- SHORT EXERCISE -
Your task is to copy every line of the records below that contains "this".

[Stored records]
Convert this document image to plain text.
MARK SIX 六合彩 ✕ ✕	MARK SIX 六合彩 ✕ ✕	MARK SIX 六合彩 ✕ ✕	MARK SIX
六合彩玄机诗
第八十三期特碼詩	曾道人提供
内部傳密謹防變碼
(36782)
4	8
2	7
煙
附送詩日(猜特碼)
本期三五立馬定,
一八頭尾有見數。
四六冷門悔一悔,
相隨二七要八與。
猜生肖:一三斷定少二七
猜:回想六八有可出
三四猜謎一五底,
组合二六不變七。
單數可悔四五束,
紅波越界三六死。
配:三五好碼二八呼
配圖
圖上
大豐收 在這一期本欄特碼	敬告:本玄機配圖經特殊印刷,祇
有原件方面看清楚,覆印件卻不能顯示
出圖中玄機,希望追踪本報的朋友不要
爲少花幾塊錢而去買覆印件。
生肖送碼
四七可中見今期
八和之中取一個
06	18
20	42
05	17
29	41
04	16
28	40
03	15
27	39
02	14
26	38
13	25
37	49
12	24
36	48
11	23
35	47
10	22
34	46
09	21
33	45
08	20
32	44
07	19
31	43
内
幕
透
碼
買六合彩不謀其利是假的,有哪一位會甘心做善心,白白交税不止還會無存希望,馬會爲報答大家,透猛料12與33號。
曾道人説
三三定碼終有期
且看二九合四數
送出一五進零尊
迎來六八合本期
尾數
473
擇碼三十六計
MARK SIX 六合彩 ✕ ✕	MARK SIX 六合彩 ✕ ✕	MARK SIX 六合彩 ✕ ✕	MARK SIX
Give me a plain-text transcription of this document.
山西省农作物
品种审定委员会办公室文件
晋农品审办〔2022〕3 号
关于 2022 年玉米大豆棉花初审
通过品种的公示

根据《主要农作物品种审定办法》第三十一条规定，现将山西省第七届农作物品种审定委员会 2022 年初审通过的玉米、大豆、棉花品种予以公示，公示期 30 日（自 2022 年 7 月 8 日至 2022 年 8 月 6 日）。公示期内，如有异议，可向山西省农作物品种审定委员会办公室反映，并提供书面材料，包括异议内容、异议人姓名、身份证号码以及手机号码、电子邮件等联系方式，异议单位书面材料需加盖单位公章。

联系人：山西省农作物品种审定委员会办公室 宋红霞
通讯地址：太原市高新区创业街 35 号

- SOLUTION BELOW -
Convert this document image to plain text.
Give me a plain-text transcription of this document.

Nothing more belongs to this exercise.